TASK BRIEF: Scan the material for the word "document", and copy each line where it shows up.

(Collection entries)

===

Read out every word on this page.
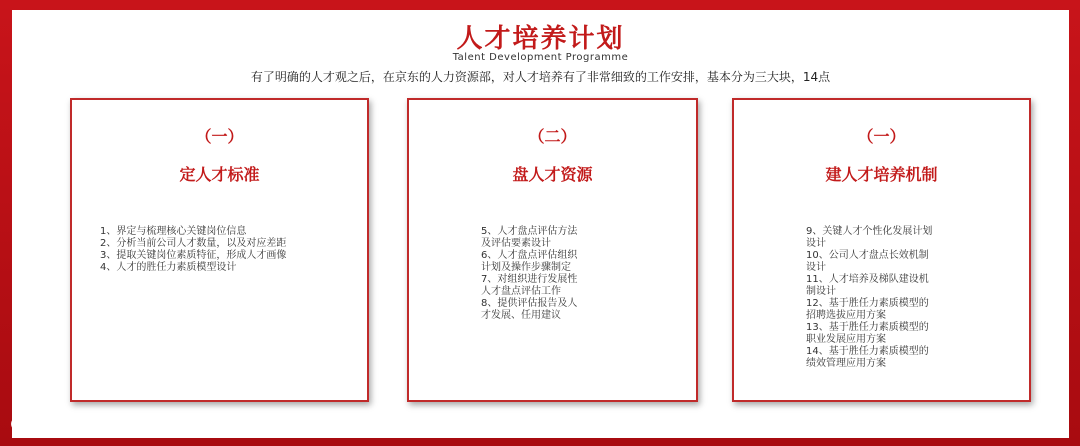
人才培养计划
Talent Development Programme
有了明确的人才观之后，在京东的人力资源部，对人才培养有了非常细致的工作安排，基本分为三大块，14点
（一）
定人才标准
1、界定与梳理核心关键岗位信息
2、分析当前公司人才数量，以及对应差距
3、提取关键岗位素质特征，形成人才画像
4、人才的胜任力素质模型设计
（二）
盘人才资源
5、人才盘点评估方法
及评估要素设计
6、人才盘点评估组织
计划及操作步骤制定
7、对组织进行发展性
人才盘点评估工作
8、提供评估报告及人
才发展、任用建议
（一）
建人才培养机制
9、关键人才个性化发展计划
设计
10、公司人才盘点长效机制
设计
11、人才培养及梯队建设机
制设计
12、基于胜任力素质模型的
招聘选拔应用方案
13、基于胜任力素质模型的
职业发展应用方案
14、基于胜任力素质模型的
绩效管理应用方案
大数跨境
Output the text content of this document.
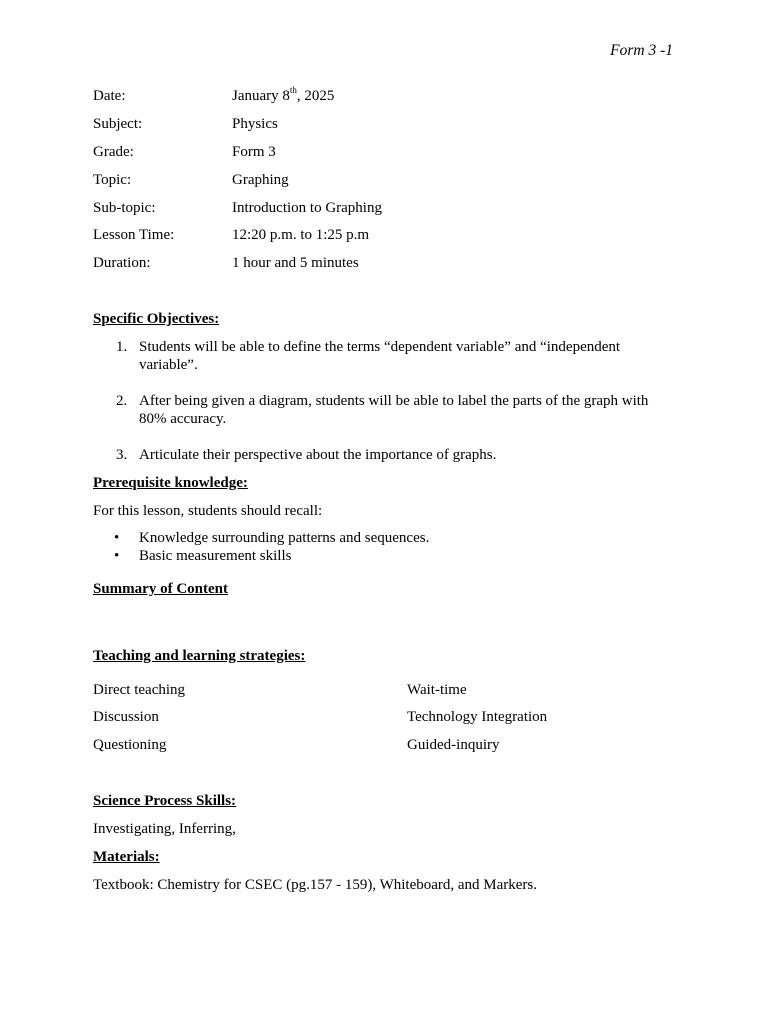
Form 3 -1
Date:	January 8th, 2025
Subject:	Physics
Grade:	Form 3
Topic:	Graphing
Sub-topic:	Introduction to Graphing
Lesson Time:	12:20 p.m. to 1:25 p.m
Duration:	1 hour and 5 minutes
Specific Objectives:
1. Students will be able to define the terms “dependent variable” and “independent variable”.
2. After being given a diagram, students will be able to label the parts of the graph with 80% accuracy.
3. Articulate their perspective about the importance of graphs.
Prerequisite knowledge:
For this lesson, students should recall:
• Knowledge surrounding patterns and sequences.
• Basic measurement skills
Summary of Content
Teaching and learning strategies:
Direct teaching	Wait-time
Discussion	Technology Integration
Questioning	Guided-inquiry
Science Process Skills:
Investigating, Inferring,
Materials:
Textbook: Chemistry for CSEC (pg.157 - 159), Whiteboard, and Markers.
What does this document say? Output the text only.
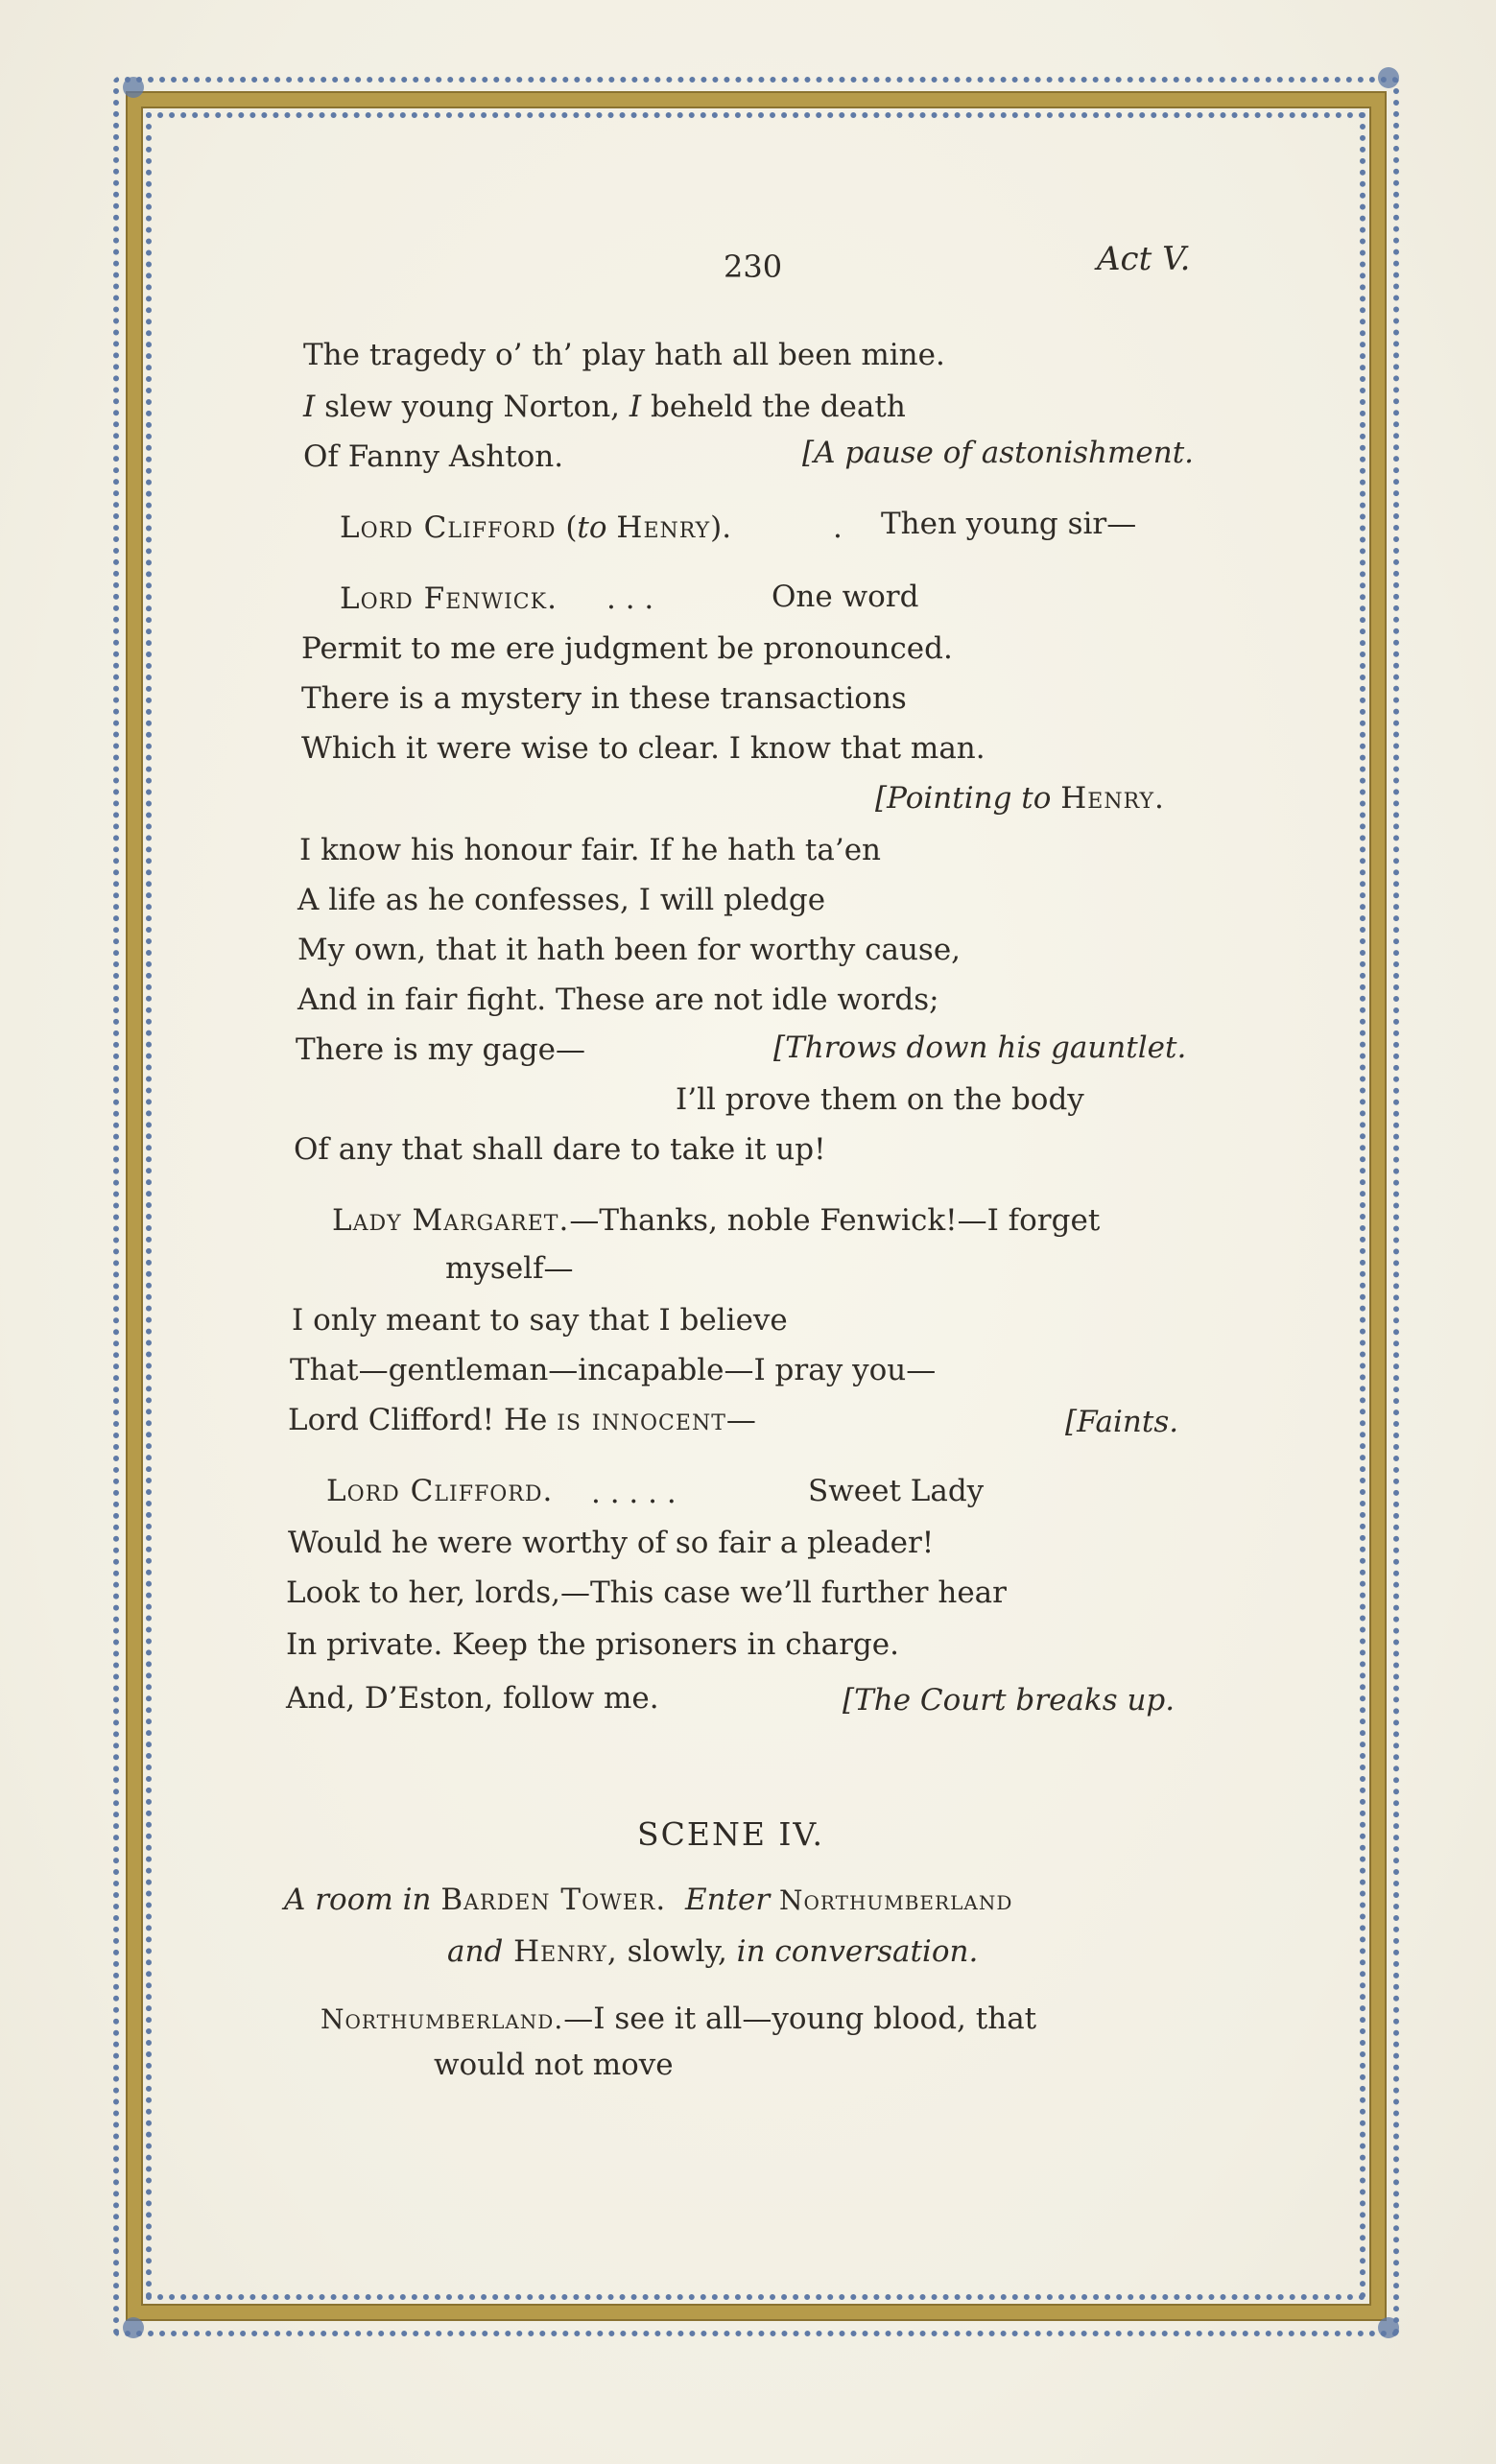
230	Act V.
The tragedy o’ th’ play hath all been mine.
I slew young Norton, I beheld the death
Of Fanny Ashton.	[A pause of astonishment.
Lord Clifford (to Henry).	. Then young sir—
Lord Fenwick. . . .	One word
Permit to me ere judgment be pronounced.
There is a mystery in these transactions
Which it were wise to clear. I know that man.
[Pointing to Henry.
I know his honour fair. If he hath ta’en
A life as he confesses, I will pledge
My own, that it hath been for worthy cause,
And in fair fight. These are not idle words;
There is my gage—	[Throws down his gauntlet.
I’ll prove them on the body
Of any that shall dare to take it up!
Lady Margaret.—Thanks, noble Fenwick!—I forget
myself—
I only meant to say that I believe
That—gentleman—incapable—I pray you—
Lord Clifford! He is innocent—	[Faints.
Lord Clifford. . . . . .	Sweet Lady
Would he were worthy of so fair a pleader!
Look to her, lords,—This case we’ll further hear
In private. Keep the prisoners in charge.
And, D’Eston, follow me.	[The Court breaks up.
SCENE IV.
A room in Barden Tower. Enter Northumberland
and Henry, slowly, in conversation.
Northumberland.—I see it all—young blood, that
would not move
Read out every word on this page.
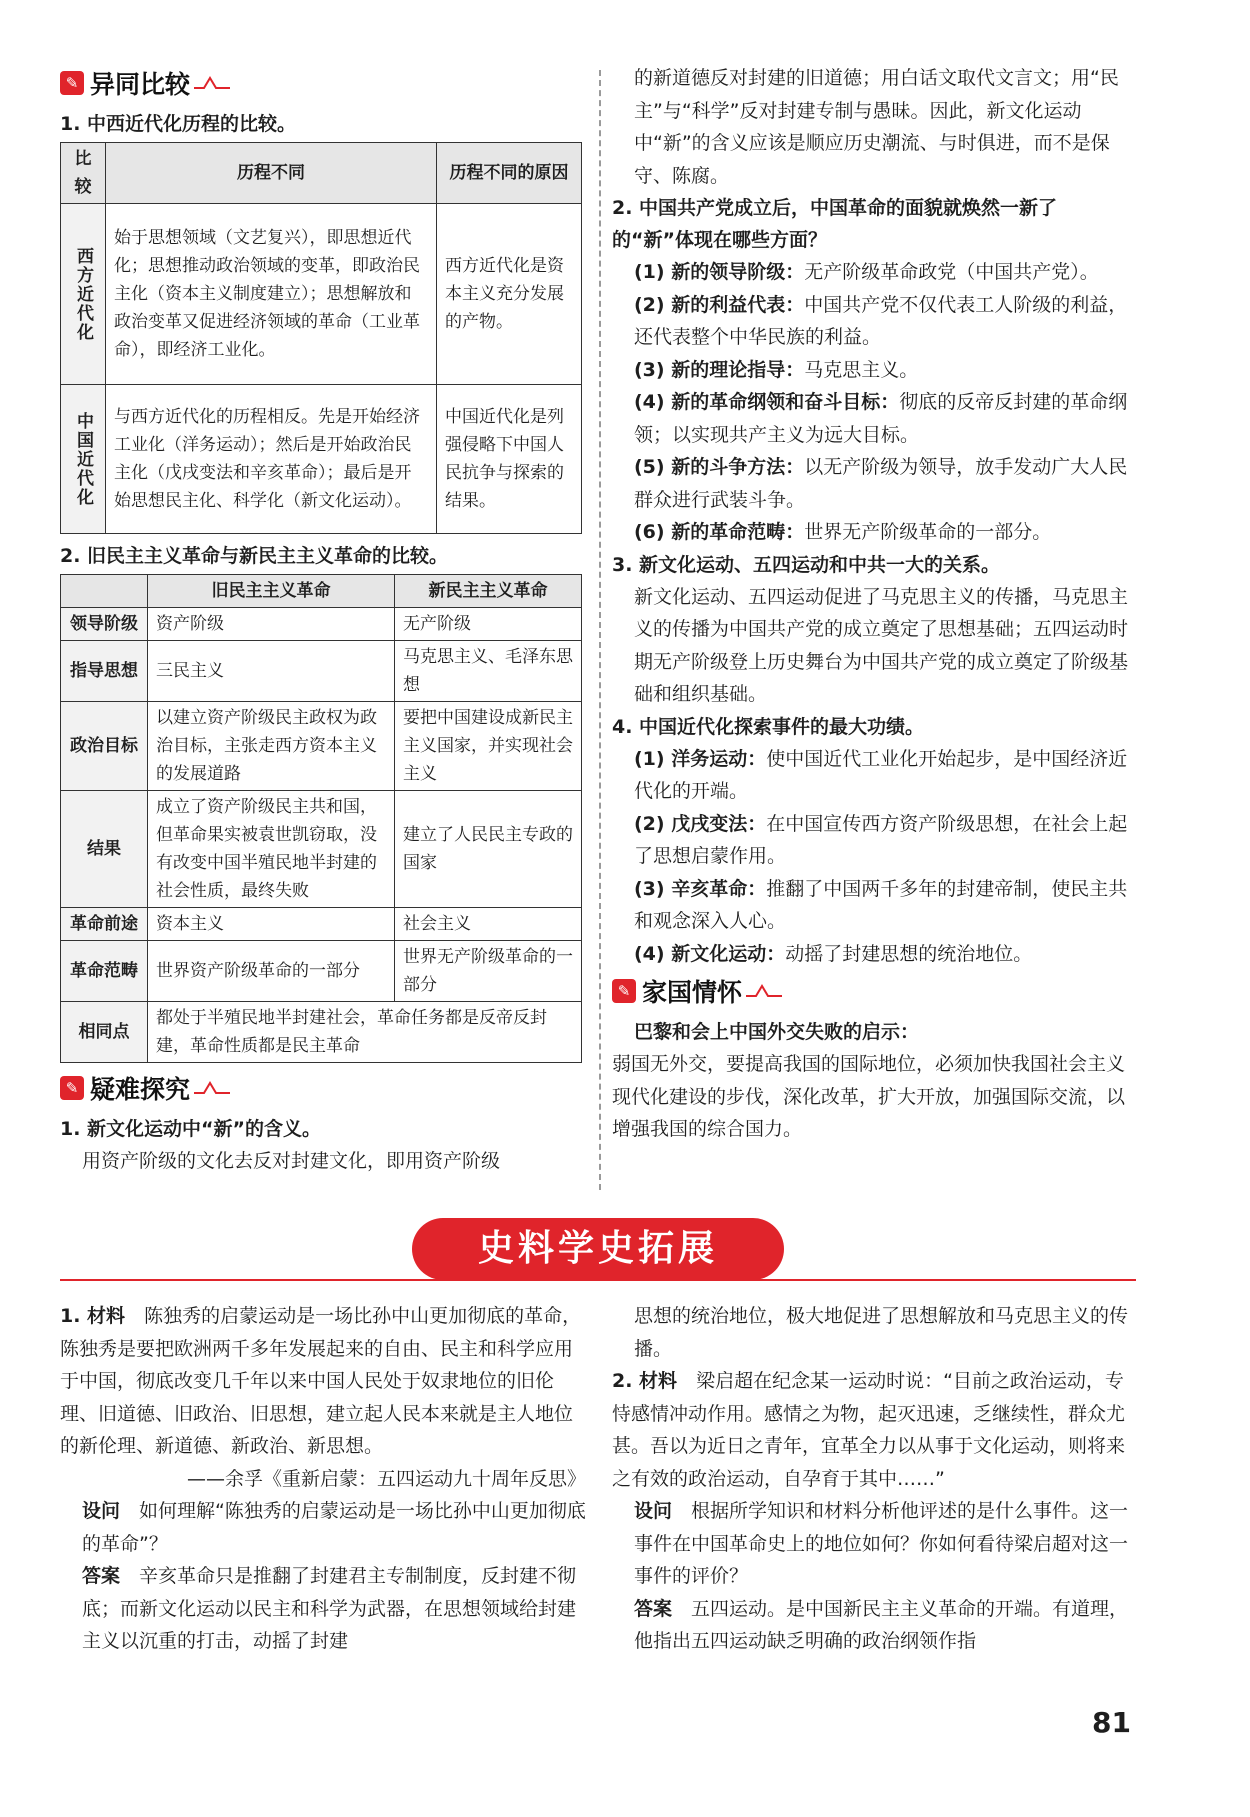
✎ 异同比较
1. 中西近代化历程的比较。
比较	历程不同	历程不同的原因

西方近代化	始于思想领域（文艺复兴），即思想近代化；思想推动政治领域的变革，即政治民主化（资本主义制度建立）；思想解放和政治变革又促进经济领域的革命（工业革命），即经济工业化。	西方近代化是资本主义充分发展的产物。

中国近代化	与西方近代化的历程相反。先是开始经济工业化（洋务运动）；然后是开始政治民主化（戊戌变法和辛亥革命）；最后是开始思想民主化、科学化（新文化运动）。	中国近代化是列强侵略下中国人民抗争与探索的结果。
2. 旧民主主义革命与新民主主义革命的比较。
	旧民主主义革命	新民主主义革命
领导阶级	资产阶级	无产阶级
指导思想	三民主义	马克思主义、毛泽东思想
政治目标	以建立资产阶级民主政权为政治目标，主张走西方资本主义的发展道路	要把中国建设成新民主主义国家，并实现社会主义
结果	成立了资产阶级民主共和国，但革命果实被袁世凯窃取，没有改变中国半殖民地半封建的社会性质，最终失败	建立了人民民主专政的国家
革命前途	资本主义	社会主义
革命范畴	世界资产阶级革命的一部分	世界无产阶级革命的一部分
相同点	都处于半殖民地半封建社会，革命任务都是反帝反封建，革命性质都是民主革命	
✎ 疑难探究
1. 新文化运动中“新”的含义。
用资产阶级的文化去反对封建文化，即用资产阶级
的新道德反对封建的旧道德；用白话文取代文言文；用“民主”与“科学”反对封建专制与愚昧。因此，新文化运动中“新”的含义应该是顺应历史潮流、与时俱进，而不是保守、陈腐。
2. 中国共产党成立后，中国革命的面貌就焕然一新了的“新”体现在哪些方面？
(1) 新的领导阶级：无产阶级革命政党（中国共产党）。
(2) 新的利益代表：中国共产党不仅代表工人阶级的利益，还代表整个中华民族的利益。
(3) 新的理论指导：马克思主义。
(4) 新的革命纲领和奋斗目标：彻底的反帝反封建的革命纲领；以实现共产主义为远大目标。
(5) 新的斗争方法：以无产阶级为领导，放手发动广大人民群众进行武装斗争。
(6) 新的革命范畴：世界无产阶级革命的一部分。
3. 新文化运动、五四运动和中共一大的关系。
新文化运动、五四运动促进了马克思主义的传播，马克思主义的传播为中国共产党的成立奠定了思想基础；五四运动时期无产阶级登上历史舞台为中国共产党的成立奠定了阶级基础和组织基础。
4. 中国近代化探索事件的最大功绩。
(1) 洋务运动：使中国近代工业化开始起步，是中国经济近代化的开端。
(2) 戊戌变法：在中国宣传西方资产阶级思想，在社会上起了思想启蒙作用。
(3) 辛亥革命：推翻了中国两千多年的封建帝制，使民主共和观念深入人心。
(4) 新文化运动：动摇了封建思想的统治地位。
✎ 家国情怀
巴黎和会上中国外交失败的启示：
弱国无外交，要提高我国的国际地位，必须加快我国社会主义现代化建设的步伐，深化改革，扩大开放，加强国际交流，以增强我国的综合国力。
史料学史拓展
1. 材料　 陈独秀的启蒙运动是一场比孙中山更加彻底的革命，陈独秀是要把欧洲两千多年发展起来的自由、民主和科学应用于中国，彻底改变几千年以来中国人民处于奴隶地位的旧伦理、旧道德、旧政治、旧思想，建立起人民本来就是主人地位的新伦理、新道德、新政治、新思想。
——余孚《重新启蒙：五四运动九十周年反思》
设问　 如何理解“陈独秀的启蒙运动是一场比孙中山更加彻底的革命”？
答案　 辛亥革命只是推翻了封建君主专制制度，反封建不彻底；而新文化运动以民主和科学为武器，在思想领域给封建主义以沉重的打击，动摇了封建
思想的统治地位，极大地促进了思想解放和马克思主义的传播。
2. 材料　 梁启超在纪念某一运动时说：“目前之政治运动，专恃感情冲动作用。感情之为物，起灭迅速，乏继续性，群众尤甚。吾以为近日之青年，宜革全力以从事于文化运动，则将来之有效的政治运动，自孕育于其中……”
设问　 根据所学知识和材料分析他评述的是什么事件。这一事件在中国革命史上的地位如何？你如何看待梁启超对这一事件的评价？
答案　 五四运动。是中国新民主主义革命的开端。有道理，他指出五四运动缺乏明确的政治纲领作指
81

===

RESPONSE:
Output the text content of this document.
What does this document say? Output the text only.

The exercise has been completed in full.